INPUT MATERIAL
==============================

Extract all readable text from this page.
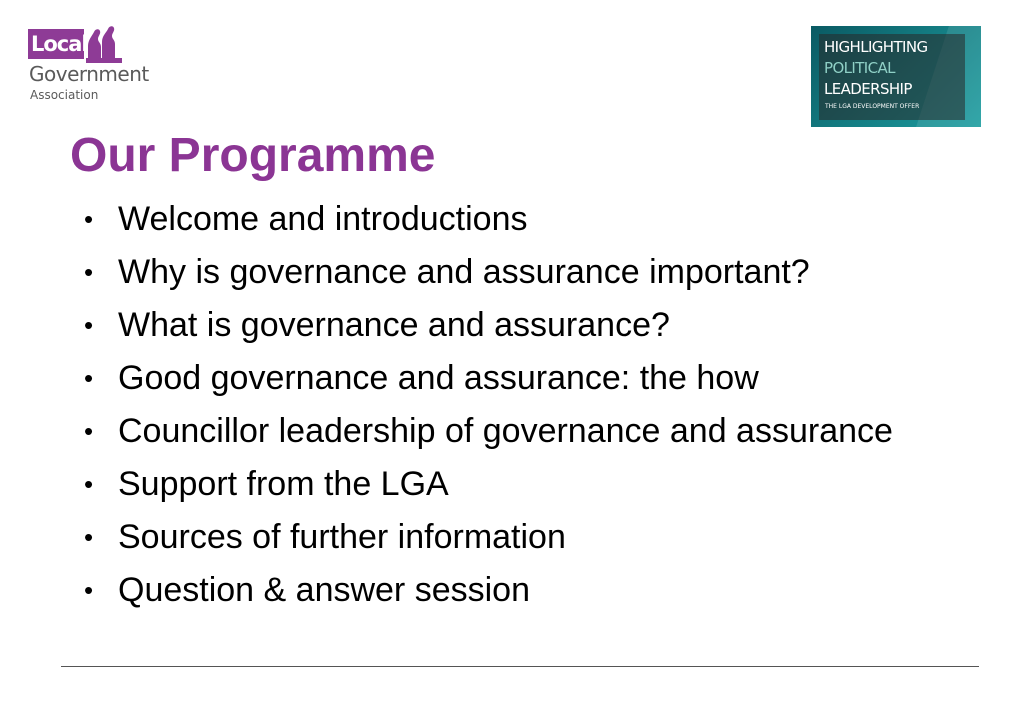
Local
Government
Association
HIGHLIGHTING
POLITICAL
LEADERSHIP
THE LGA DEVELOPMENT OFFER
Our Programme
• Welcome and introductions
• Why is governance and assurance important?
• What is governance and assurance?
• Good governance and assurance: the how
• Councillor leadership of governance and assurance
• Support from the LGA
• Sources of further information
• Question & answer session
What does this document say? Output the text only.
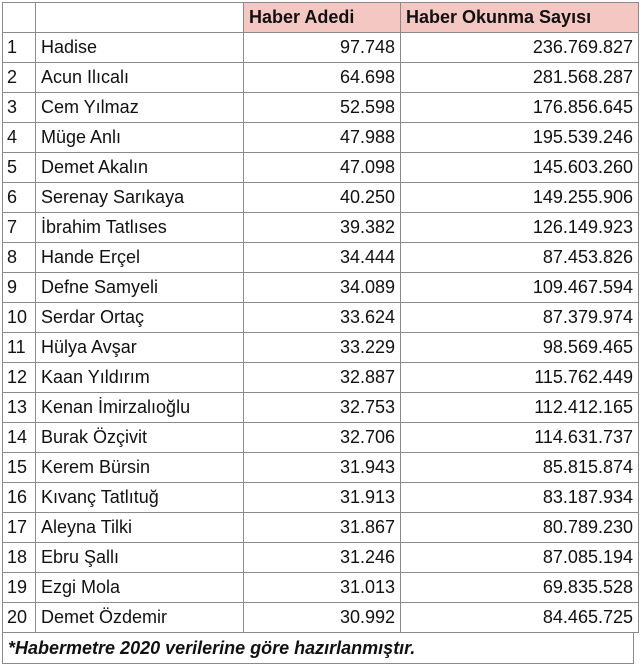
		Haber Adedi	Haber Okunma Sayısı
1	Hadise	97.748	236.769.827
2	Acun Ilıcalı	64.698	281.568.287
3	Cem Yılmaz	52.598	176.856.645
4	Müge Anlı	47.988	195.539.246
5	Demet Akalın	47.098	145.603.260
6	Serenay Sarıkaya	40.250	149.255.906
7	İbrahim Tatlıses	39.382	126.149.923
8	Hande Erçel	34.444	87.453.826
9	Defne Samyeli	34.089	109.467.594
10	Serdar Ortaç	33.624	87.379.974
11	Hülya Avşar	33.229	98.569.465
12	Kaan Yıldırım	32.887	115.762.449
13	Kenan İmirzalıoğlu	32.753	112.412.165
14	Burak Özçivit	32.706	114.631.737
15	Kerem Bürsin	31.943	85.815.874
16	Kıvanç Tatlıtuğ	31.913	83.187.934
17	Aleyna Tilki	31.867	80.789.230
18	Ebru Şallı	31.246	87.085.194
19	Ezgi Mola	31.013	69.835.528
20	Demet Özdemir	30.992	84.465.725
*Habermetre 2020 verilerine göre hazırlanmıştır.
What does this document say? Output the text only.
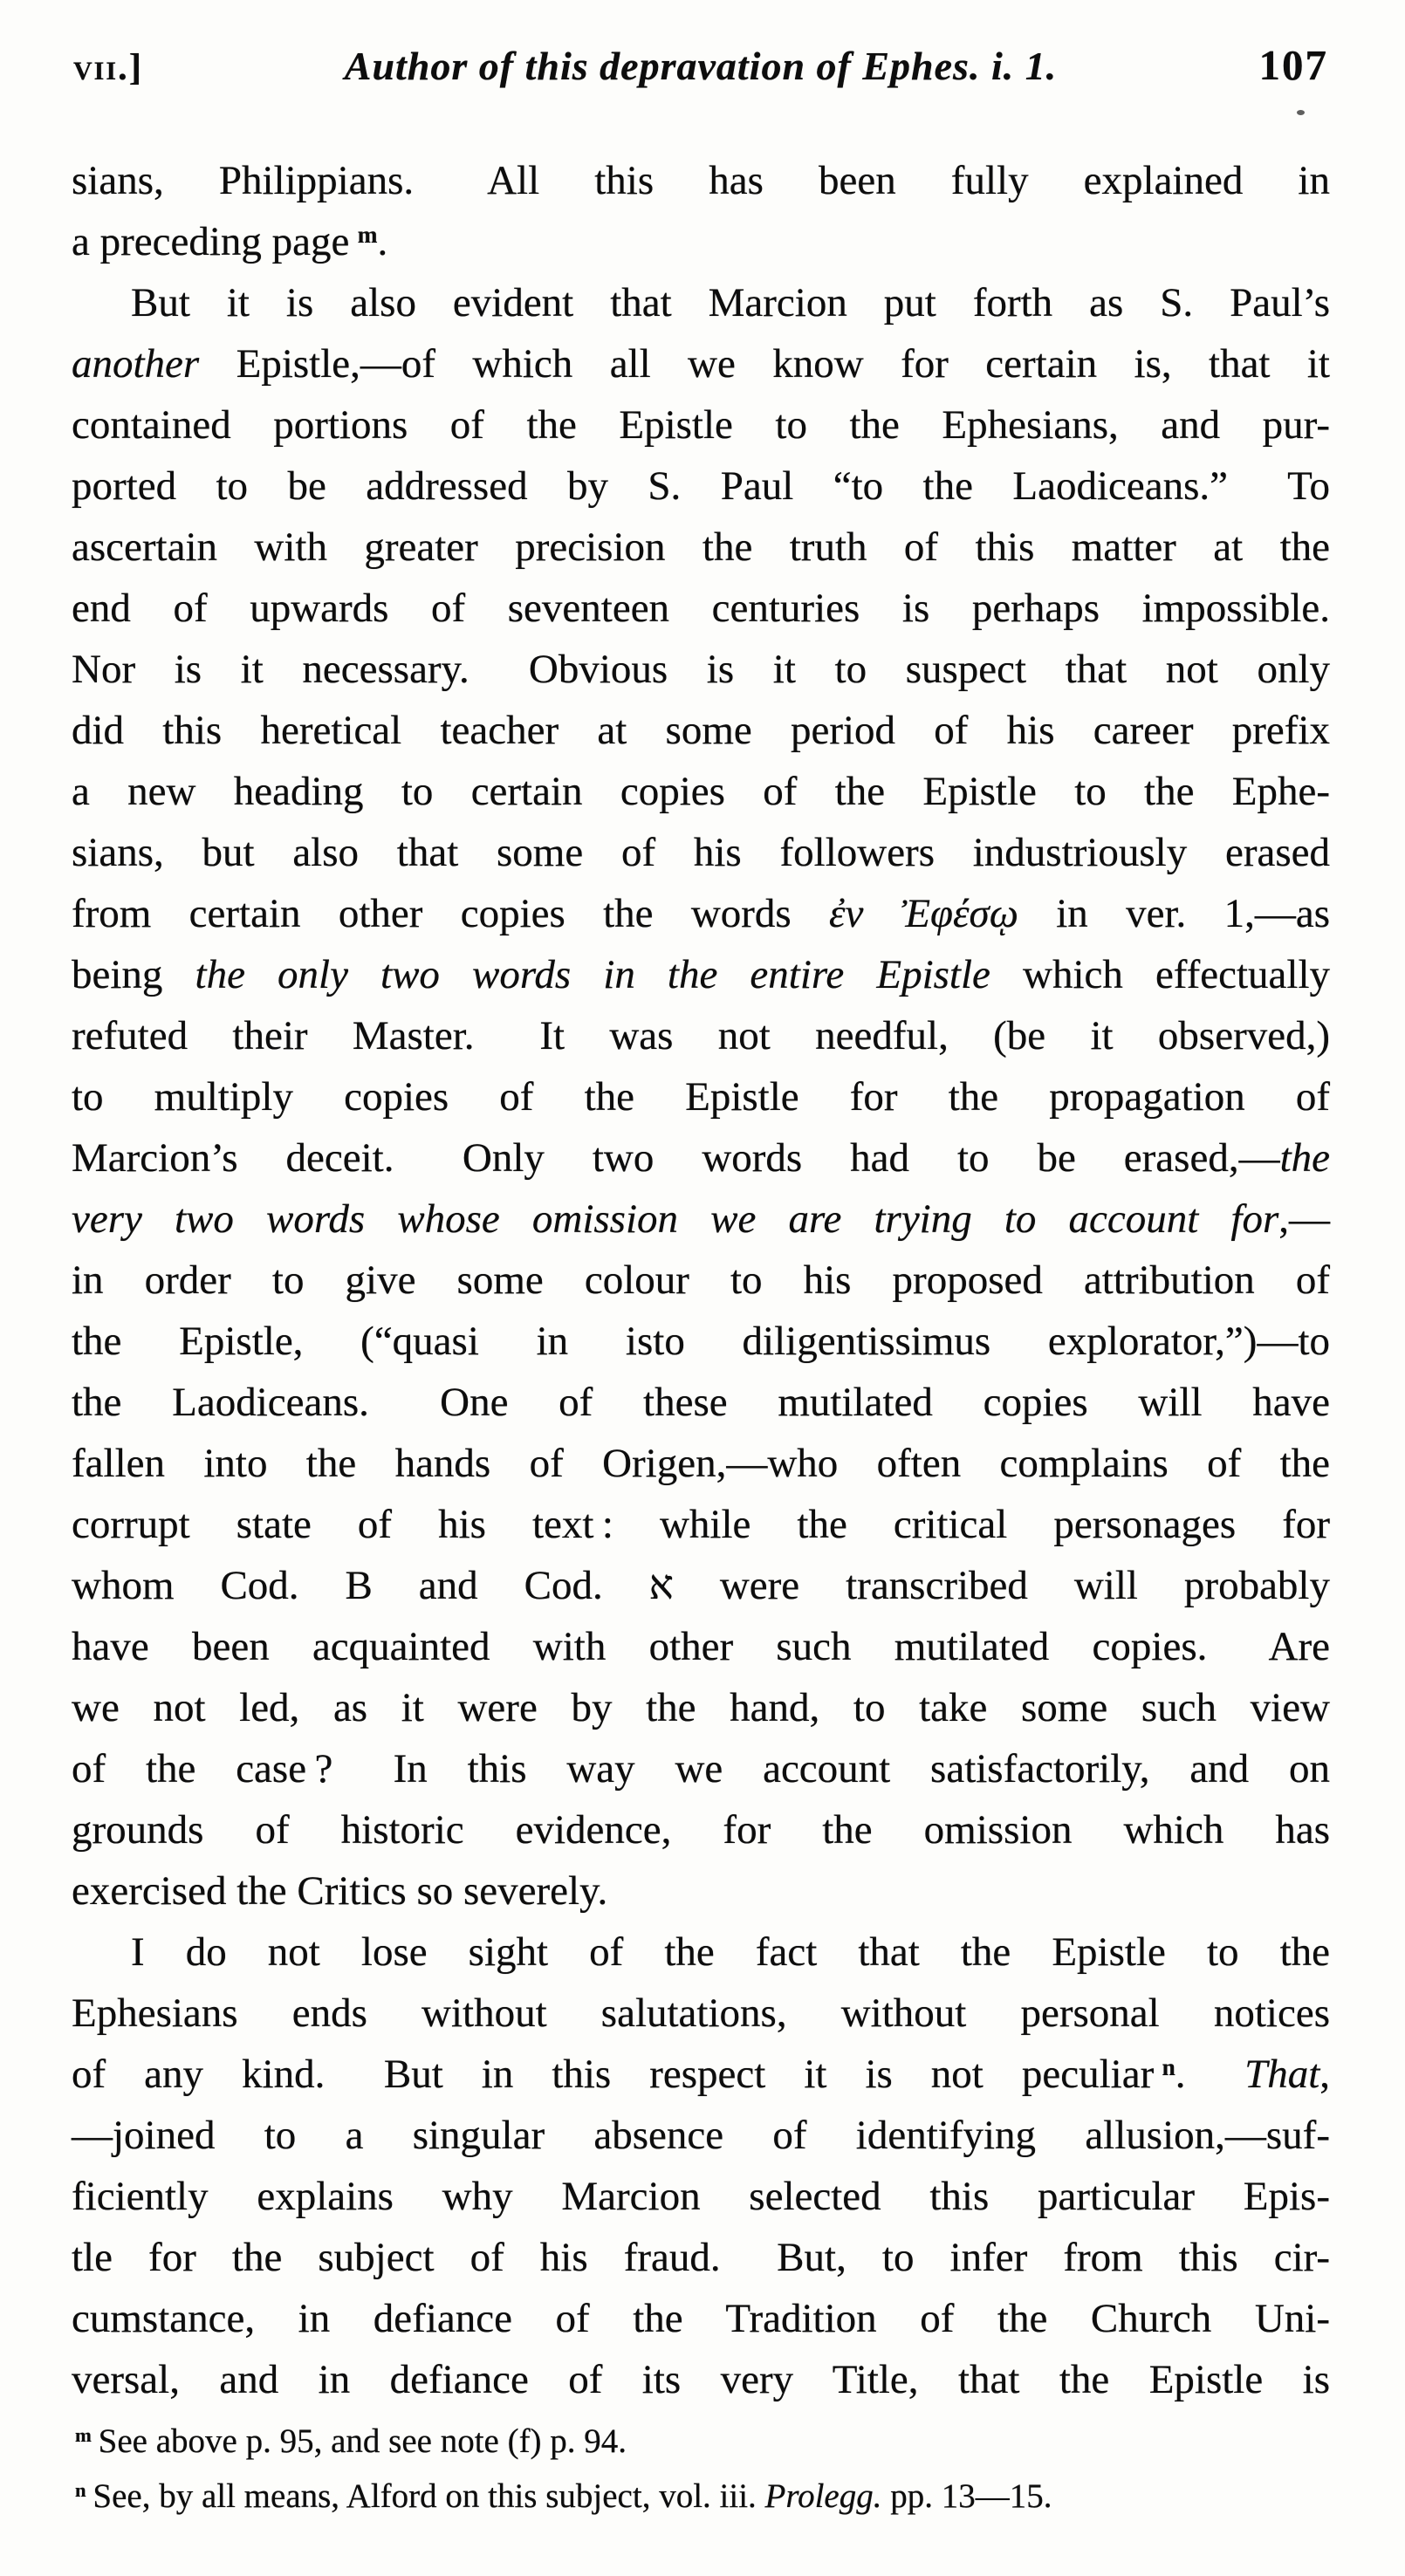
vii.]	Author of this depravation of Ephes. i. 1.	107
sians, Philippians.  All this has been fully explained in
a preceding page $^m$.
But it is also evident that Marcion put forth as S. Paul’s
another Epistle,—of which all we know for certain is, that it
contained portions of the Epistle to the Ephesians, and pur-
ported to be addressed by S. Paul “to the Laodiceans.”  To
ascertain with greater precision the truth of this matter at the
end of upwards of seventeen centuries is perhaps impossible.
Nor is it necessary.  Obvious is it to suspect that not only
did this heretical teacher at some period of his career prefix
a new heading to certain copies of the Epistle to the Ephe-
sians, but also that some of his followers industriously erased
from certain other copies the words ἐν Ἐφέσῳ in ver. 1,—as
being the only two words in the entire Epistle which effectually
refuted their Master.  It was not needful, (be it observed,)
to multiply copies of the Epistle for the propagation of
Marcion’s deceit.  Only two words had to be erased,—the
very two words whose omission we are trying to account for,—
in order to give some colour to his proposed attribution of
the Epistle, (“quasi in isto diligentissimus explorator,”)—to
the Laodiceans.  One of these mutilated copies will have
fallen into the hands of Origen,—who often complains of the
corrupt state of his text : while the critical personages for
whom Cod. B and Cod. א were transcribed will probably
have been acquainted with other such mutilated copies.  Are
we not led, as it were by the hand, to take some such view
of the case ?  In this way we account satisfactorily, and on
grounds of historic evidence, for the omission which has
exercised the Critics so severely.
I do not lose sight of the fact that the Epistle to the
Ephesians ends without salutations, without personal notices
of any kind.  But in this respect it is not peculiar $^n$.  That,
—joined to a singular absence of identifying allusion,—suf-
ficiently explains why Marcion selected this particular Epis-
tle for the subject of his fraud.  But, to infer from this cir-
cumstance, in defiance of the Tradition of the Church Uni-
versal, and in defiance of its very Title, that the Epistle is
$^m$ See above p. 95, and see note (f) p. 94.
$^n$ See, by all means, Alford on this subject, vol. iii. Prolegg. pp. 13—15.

==============================

GIVEN EXERCISE
Copy every line in the entries above that has the string "been" in it.

COMPLETED EXERCISE
sians, Philippians.  All this has been fully explained in
have been acquainted with other such mutilated copies.  Are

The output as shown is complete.